(Records from a dataset)
'''
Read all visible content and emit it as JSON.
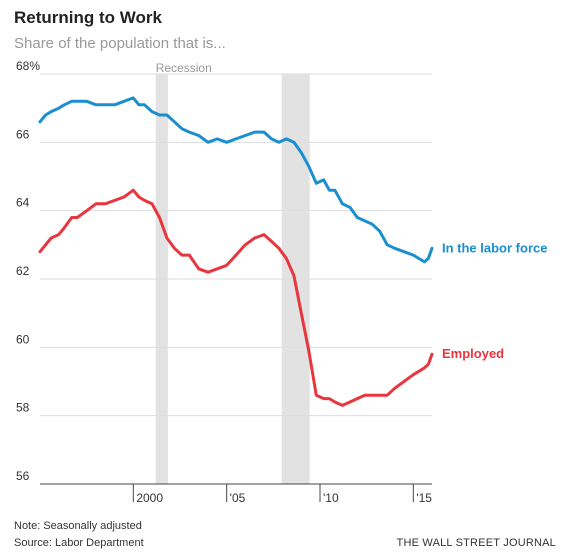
{
  "title": "Returning to Work",
  "subtitle": "Share of the population that is...",
  "note": "Note: Seasonally adjusted",
  "source": "Source: Labor Department",
  "credit": "THE WALL STREET JOURNAL",
  "chart_data": {
    "type": "line",
    "title": "Returning to Work",
    "subtitle": "Share of the population that is...",
    "xlabel": "",
    "ylabel": "",
    "xlim": [
      1995.0,
      2016.0
    ],
    "ylim": [
      56,
      68
    ],
    "y_ticks": [
      {
        "value": 68,
        "label": "68%"
      },
      {
        "value": 66,
        "label": "66"
      },
      {
        "value": 64,
        "label": "64"
      },
      {
        "value": 62,
        "label": "62"
      },
      {
        "value": 60,
        "label": "60"
      },
      {
        "value": 58,
        "label": "58"
      },
      {
        "value": 56,
        "label": "56"
      }
    ],
    "x_ticks": [
      {
        "value": 2000,
        "label": "2000"
      },
      {
        "value": 2005,
        "label": "'05"
      },
      {
        "value": 2010,
        "label": "'10"
      },
      {
        "value": 2015,
        "label": "'15"
      }
    ],
    "grid": "horizontal",
    "recessions": [
      {
        "start": 2001.2,
        "end": 2001.85,
        "label": "Recession"
      },
      {
        "start": 2007.95,
        "end": 2009.45,
        "label": ""
      }
    ],
    "colors": {
      "labor_force": "#1a8fcf",
      "employed": "#e8363f",
      "recession": "#e2e2e2",
      "grid": "#dddddd",
      "axis": "#444444"
    },
    "series": [
      {
        "name": "In the labor force",
        "color": "#1a8fcf",
        "x": [
          1995.0,
          1995.3,
          1995.6,
          1996.0,
          1996.3,
          1996.7,
          1997.0,
          1997.5,
          1998.0,
          1998.5,
          1999.0,
          1999.5,
          2000.0,
          2000.3,
          2000.6,
          2001.0,
          2001.4,
          2001.8,
          2002.2,
          2002.6,
          2003.0,
          2003.5,
          2004.0,
          2004.5,
          2005.0,
          2005.5,
          2006.0,
          2006.5,
          2007.0,
          2007.4,
          2007.8,
          2008.2,
          2008.6,
          2009.0,
          2009.4,
          2009.8,
          2010.2,
          2010.5,
          2010.8,
          2011.2,
          2011.6,
          2012.0,
          2012.4,
          2012.8,
          2013.2,
          2013.6,
          2014.0,
          2014.5,
          2015.0,
          2015.3,
          2015.6,
          2015.8,
          2016.0
        ],
        "y": [
          66.6,
          66.8,
          66.9,
          67.0,
          67.1,
          67.2,
          67.2,
          67.2,
          67.1,
          67.1,
          67.1,
          67.2,
          67.3,
          67.1,
          67.1,
          66.9,
          66.8,
          66.8,
          66.6,
          66.4,
          66.3,
          66.2,
          66.0,
          66.1,
          66.0,
          66.1,
          66.2,
          66.3,
          66.3,
          66.1,
          66.0,
          66.1,
          66.0,
          65.7,
          65.3,
          64.8,
          64.9,
          64.6,
          64.6,
          64.2,
          64.1,
          63.8,
          63.7,
          63.6,
          63.4,
          63.0,
          62.9,
          62.8,
          62.7,
          62.6,
          62.5,
          62.6,
          62.9
        ]
      },
      {
        "name": "Employed",
        "color": "#e8363f",
        "x": [
          1995.0,
          1995.3,
          1995.6,
          1996.0,
          1996.3,
          1996.7,
          1997.0,
          1997.5,
          1998.0,
          1998.5,
          1999.0,
          1999.5,
          2000.0,
          2000.3,
          2000.6,
          2001.0,
          2001.4,
          2001.8,
          2002.2,
          2002.6,
          2003.0,
          2003.5,
          2004.0,
          2004.5,
          2005.0,
          2005.5,
          2006.0,
          2006.5,
          2007.0,
          2007.4,
          2007.8,
          2008.2,
          2008.6,
          2009.0,
          2009.4,
          2009.8,
          2010.2,
          2010.5,
          2010.8,
          2011.2,
          2011.6,
          2012.0,
          2012.4,
          2012.8,
          2013.2,
          2013.6,
          2014.0,
          2014.5,
          2015.0,
          2015.3,
          2015.6,
          2015.8,
          2016.0
        ],
        "y": [
          62.8,
          63.0,
          63.2,
          63.3,
          63.5,
          63.8,
          63.8,
          64.0,
          64.2,
          64.2,
          64.3,
          64.4,
          64.6,
          64.4,
          64.3,
          64.2,
          63.8,
          63.2,
          62.9,
          62.7,
          62.7,
          62.3,
          62.2,
          62.3,
          62.4,
          62.7,
          63.0,
          63.2,
          63.3,
          63.1,
          62.9,
          62.6,
          62.1,
          61.0,
          59.9,
          58.6,
          58.5,
          58.5,
          58.4,
          58.3,
          58.4,
          58.5,
          58.6,
          58.6,
          58.6,
          58.6,
          58.8,
          59.0,
          59.2,
          59.3,
          59.4,
          59.5,
          59.8
        ]
      }
    ]
  }
}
'''
Show the lines of the records that include the string "Work".

*Written reply*
  "title": "Returning to Work",
    "title": "Returning to Work",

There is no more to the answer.